PROMPT:
Determine how many lines contain the string "Legumes", then reply with that figure only.

>> BEGIN DATASET CONTENT

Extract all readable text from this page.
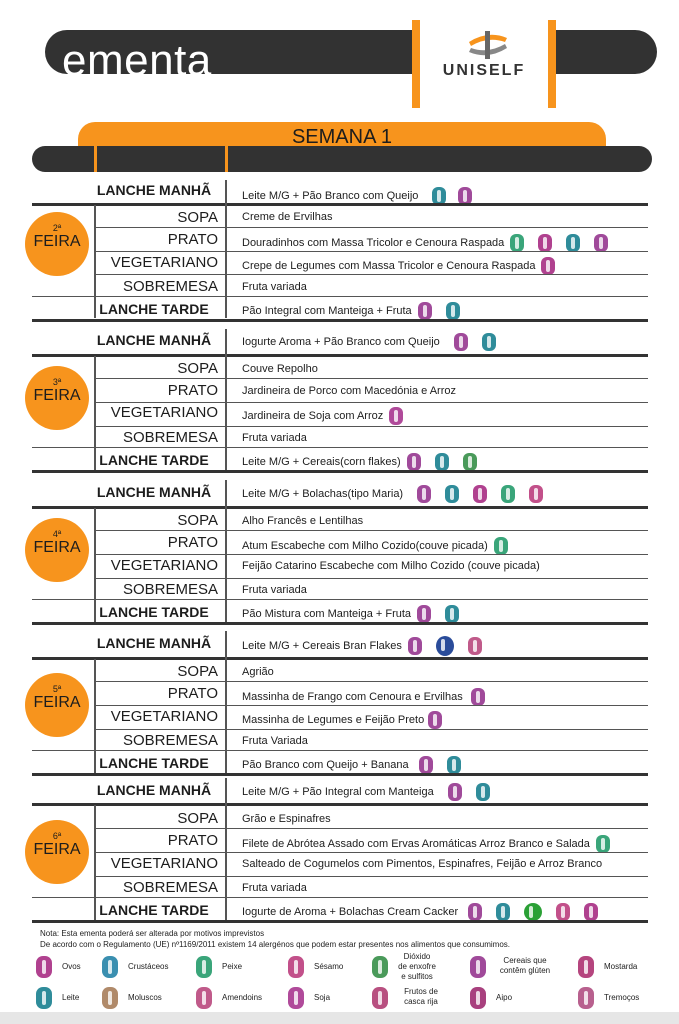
ementa	UNISELF
SEMANA 1
LANCHE MANHÃ	Leite M/G + Pão Branco com Queijo
SOPA Creme de Ervilhas
PRATO Douradinhos com Massa Tricolor e Cenoura Raspada
VEGETARIANO Crepe de Legumes com Massa Tricolor e Cenoura Raspada
SOBREMESA Fruta variada
LANCHE TARDE	Pão Integral com Manteiga + Fruta
2ª
FEIRA
LANCHE MANHÃ	Iogurte Aroma + Pão Branco com Queijo
SOPA Couve Repolho
PRATO Jardineira de Porco com Macedónia e Arroz
VEGETARIANO Jardineira de Soja com Arroz
SOBREMESA Fruta variada
LANCHE TARDE	Leite M/G + Cereais(corn flakes)
3ª
FEIRA
LANCHE MANHÃ	Leite M/G + Bolachas(tipo Maria)
SOPA Alho Francês e Lentilhas
PRATO Atum Escabeche com Milho Cozido(couve picada)
VEGETARIANO Feijão Catarino Escabeche com Milho Cozido (couve picada)
SOBREMESA Fruta variada
LANCHE TARDE	Pão Mistura com Manteiga + Fruta
4ª
FEIRA
LANCHE MANHÃ	Leite M/G + Cereais Bran Flakes
SOPA Agrião
PRATO Massinha de Frango com Cenoura e Ervilhas
VEGETARIANO Massinha de Legumes e Feijão Preto
SOBREMESA Fruta Variada
LANCHE TARDE	Pão Branco com Queijo + Banana
5ª
FEIRA
LANCHE MANHÃ	Leite M/G + Pão Integral com Manteiga
SOPA Grão e Espinafres
PRATO Filete de Abrótea Assado com Ervas Aromáticas Arroz Branco e Salada
VEGETARIANO Salteado de Cogumelos com Pimentos, Espinafres, Feijão e Arroz Branco
SOBREMESA Fruta variada
LANCHE TARDE	Iogurte de Aroma + Bolachas Cream Cacker
6ª
FEIRA
Nota: Esta ementa poderá ser alterada por motivos imprevistos
De acordo com o Regulamento (UE) nº1169/2011 existem 14 alergénos que podem estar presentes nos alimentos que consumimos.
Ovos	Crustáceos	Peixe	Sésamo
Dióxido
de enxofre
e sulfitos
Cereais que
contêm glúten	Mostarda
Leite	Moluscos	Amendoins	Soja
Frutos de
casca rija	Aipo	Tremoços
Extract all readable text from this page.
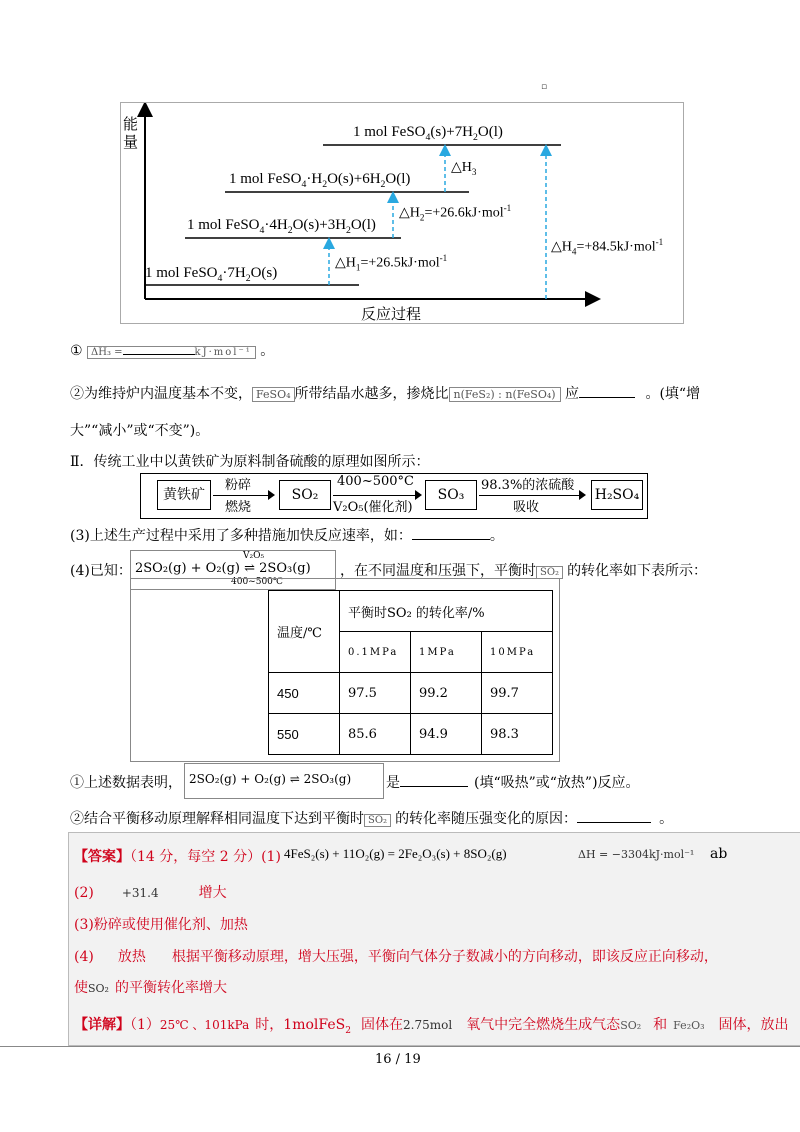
▫
能
量
反应过程
1 mol $FeSO_4\cdot 7H_2O(s)$
1 mol $FeSO_4\cdot 4H_2O(s)+3H_2O(l)$
1 mol $FeSO_4\cdot H_2O(s)+6H_2O(l)$
1 mol $FeSO_4(s)+7H_2O(l)$
$\triangle H_1=+26.5kJ\cdot mol^{-1}$
$\triangle H_2=+26.6kJ\cdot mol^{-1}$
$\triangle H_3$
$\triangle H_4=+84.5kJ\cdot mol^{-1}$
① ΔH₃ =	kJ·mol⁻¹ 。
②为维持炉内温度基本不变， FeSO₄ 所带结晶水越多，掺烧比 n(FeS₂) : n(FeSO₄) 应	。(填“增
大”“减小”或“不变”)。
Ⅱ．传统工业中以黄铁矿为原料制备硫酸的原理如图所示：
黄铁矿
粉碎
燃烧
SO₂
400~500°C
V₂O₅(催化剂)
SO₃
98.3%的浓硫酸
吸收
H₂SO₄
(3)上述生产过程中采用了多种措施加快反应速率，如：	。
(4)已知： 2SO₂(g) + O₂(g) ⇌ 2SO₃(g)
V₂O₅
400~500℃
，在不同温度和压强下，平衡时 SO₂ 的转化率如下表所示：
温度/℃	平衡时SO₂ 的转化率/%		
	0.1MPa	1MPa	10MPa
450	97.5	99.2	99.7
550	85.6	94.9	98.3
①上述数据表明， 2SO₂(g) + O₂(g) ⇌ 2SO₃(g) 是	(填“吸热”或“放热”)反应。
②结合平衡移动原理解释相同温度下达到平衡时 SO₂ 的转化率随压强变化的原因：	。
【答案】（14 分，每空 2 分）(1) 4FeS₂(s) + 11O₂(g) = 2Fe₂O₃(s) + 8SO₂(g)	ΔH = −3304kJ·mol⁻¹ ab
(2) +31.4	增大
(3)粉碎或使用催化剂、加热
(4) 放热 根据平衡移动原理，增大压强，平衡向气体分子数减小的方向移动，即该反应正向移动，
使SO₂ 的平衡转化率增大
【详解】（1）25℃ 、101kPa 时，1molFeS$_2$ 固体在2.75mol 氧气中完全燃烧生成气态SO₂ 和 Fe₂O₃ 固体，放出
16 / 19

>> END DATASET CONTENT

RESULT OF THIS TASK:
2